═══ Supplied material ═══
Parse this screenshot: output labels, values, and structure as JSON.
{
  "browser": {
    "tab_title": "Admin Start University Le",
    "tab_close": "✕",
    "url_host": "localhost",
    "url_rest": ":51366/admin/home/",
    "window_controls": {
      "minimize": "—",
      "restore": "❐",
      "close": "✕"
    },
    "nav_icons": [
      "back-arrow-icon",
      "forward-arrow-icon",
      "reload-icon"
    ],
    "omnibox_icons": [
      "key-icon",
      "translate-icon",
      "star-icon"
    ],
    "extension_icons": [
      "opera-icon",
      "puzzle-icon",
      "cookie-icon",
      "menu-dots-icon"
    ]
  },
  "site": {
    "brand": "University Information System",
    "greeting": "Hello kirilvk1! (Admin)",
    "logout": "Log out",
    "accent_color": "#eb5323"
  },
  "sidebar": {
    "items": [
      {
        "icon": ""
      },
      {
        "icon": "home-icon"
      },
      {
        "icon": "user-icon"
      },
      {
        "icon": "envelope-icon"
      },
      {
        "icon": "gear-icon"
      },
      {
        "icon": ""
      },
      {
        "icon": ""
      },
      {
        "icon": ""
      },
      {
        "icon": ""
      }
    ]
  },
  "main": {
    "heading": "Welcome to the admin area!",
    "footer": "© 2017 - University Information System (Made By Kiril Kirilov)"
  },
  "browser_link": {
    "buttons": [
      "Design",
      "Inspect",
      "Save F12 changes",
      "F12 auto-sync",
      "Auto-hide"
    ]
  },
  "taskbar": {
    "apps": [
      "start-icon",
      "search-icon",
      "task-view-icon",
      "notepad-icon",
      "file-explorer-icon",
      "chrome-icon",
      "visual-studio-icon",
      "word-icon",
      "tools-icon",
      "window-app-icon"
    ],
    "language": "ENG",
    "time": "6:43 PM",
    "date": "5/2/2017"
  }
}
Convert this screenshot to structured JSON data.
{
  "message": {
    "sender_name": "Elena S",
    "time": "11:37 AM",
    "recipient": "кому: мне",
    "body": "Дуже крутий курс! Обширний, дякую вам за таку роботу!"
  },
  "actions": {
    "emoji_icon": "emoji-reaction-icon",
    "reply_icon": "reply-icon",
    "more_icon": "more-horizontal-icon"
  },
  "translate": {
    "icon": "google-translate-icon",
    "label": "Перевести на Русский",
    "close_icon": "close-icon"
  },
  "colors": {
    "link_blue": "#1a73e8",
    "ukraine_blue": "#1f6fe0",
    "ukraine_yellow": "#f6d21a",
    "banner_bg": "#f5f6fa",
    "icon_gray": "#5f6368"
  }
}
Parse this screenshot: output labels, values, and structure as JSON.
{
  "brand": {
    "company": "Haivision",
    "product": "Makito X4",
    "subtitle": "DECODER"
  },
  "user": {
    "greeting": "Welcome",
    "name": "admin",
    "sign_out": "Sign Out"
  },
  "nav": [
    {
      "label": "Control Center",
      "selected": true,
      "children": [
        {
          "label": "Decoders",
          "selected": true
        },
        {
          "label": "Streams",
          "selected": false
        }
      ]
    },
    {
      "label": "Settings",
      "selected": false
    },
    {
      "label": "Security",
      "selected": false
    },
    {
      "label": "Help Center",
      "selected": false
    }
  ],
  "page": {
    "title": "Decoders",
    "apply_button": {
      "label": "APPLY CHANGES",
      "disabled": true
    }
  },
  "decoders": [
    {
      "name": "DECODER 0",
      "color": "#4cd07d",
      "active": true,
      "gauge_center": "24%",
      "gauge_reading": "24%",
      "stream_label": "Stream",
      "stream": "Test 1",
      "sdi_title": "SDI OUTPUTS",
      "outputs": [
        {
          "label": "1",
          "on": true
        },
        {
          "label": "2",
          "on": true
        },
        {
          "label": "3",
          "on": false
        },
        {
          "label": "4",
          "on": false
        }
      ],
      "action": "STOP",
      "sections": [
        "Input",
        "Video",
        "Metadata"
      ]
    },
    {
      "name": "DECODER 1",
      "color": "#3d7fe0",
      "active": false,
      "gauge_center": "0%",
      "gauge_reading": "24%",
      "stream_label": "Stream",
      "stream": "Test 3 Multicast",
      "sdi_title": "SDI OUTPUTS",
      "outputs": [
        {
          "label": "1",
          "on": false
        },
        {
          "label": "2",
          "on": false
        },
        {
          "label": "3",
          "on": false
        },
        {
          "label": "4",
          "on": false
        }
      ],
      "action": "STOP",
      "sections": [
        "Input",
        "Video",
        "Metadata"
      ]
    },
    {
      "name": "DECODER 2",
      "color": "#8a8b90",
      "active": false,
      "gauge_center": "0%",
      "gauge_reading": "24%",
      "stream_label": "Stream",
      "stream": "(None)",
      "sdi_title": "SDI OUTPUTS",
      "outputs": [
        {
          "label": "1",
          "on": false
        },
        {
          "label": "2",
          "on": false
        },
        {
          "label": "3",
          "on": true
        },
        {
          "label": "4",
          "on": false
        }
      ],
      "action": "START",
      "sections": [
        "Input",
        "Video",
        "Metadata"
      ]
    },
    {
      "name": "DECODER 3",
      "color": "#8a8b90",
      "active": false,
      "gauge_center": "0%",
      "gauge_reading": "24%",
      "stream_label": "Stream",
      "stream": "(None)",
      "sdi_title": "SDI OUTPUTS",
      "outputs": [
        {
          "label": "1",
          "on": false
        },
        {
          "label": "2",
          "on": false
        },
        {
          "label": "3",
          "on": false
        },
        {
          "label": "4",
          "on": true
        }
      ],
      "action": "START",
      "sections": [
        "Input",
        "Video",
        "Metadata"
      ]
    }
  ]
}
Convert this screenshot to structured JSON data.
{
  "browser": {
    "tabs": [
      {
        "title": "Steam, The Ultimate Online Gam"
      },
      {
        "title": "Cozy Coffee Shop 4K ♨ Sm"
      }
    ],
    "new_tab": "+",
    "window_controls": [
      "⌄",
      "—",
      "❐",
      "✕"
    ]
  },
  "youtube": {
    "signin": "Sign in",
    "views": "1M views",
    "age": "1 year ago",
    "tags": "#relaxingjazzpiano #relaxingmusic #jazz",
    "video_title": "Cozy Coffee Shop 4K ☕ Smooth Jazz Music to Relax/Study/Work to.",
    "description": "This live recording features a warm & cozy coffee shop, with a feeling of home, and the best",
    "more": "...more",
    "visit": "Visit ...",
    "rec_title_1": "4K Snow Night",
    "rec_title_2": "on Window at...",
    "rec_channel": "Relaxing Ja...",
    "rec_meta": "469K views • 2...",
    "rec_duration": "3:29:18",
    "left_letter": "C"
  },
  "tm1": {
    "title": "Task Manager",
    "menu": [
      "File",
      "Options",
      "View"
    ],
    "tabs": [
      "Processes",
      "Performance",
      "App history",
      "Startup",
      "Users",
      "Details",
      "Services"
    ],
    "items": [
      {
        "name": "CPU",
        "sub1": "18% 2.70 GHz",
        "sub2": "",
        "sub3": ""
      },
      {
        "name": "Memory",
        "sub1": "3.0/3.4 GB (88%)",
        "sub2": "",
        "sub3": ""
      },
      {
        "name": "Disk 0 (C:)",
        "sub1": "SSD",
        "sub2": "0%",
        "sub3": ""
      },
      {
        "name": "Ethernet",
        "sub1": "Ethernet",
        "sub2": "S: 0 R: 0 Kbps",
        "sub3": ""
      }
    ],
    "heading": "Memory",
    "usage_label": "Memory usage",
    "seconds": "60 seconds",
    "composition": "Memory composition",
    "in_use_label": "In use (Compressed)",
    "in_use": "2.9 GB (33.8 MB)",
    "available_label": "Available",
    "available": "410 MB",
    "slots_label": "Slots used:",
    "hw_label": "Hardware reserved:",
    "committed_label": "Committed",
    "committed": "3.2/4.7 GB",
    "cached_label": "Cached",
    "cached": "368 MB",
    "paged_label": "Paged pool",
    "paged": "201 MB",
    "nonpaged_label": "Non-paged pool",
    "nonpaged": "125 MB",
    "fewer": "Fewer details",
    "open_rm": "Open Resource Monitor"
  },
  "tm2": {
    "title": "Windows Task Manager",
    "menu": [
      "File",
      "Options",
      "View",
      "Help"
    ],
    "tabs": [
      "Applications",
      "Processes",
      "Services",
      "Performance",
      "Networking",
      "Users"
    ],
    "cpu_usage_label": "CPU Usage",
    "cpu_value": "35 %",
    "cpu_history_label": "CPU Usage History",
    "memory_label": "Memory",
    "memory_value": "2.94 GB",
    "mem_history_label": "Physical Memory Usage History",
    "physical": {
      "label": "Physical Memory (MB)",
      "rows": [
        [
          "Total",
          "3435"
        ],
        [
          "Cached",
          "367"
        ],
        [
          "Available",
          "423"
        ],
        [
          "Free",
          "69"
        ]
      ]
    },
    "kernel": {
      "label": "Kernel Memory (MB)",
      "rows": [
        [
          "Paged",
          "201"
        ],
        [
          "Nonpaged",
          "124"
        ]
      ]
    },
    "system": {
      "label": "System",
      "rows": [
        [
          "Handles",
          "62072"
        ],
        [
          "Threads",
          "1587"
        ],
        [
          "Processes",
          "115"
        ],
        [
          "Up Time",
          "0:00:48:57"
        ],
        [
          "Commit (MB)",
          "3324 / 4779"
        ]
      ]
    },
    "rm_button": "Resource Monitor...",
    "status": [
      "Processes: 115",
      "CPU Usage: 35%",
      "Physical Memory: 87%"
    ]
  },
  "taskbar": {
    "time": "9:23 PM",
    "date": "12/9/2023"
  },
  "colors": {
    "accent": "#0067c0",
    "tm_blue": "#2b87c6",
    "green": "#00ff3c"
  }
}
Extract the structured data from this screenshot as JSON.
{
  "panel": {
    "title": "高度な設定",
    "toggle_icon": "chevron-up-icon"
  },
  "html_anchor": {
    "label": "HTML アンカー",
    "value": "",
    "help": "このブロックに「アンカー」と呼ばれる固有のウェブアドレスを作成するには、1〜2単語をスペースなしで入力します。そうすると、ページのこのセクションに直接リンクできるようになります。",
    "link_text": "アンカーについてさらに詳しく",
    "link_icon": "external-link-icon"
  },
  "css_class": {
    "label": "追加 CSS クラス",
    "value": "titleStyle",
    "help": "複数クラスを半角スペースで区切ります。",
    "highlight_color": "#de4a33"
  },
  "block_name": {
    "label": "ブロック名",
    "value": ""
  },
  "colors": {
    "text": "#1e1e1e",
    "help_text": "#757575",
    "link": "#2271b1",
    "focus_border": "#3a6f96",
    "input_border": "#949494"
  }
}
═══
What you should do ▸
The answer is one number: how many lines of the material above contain "Information".

Answer to the problem ▸
2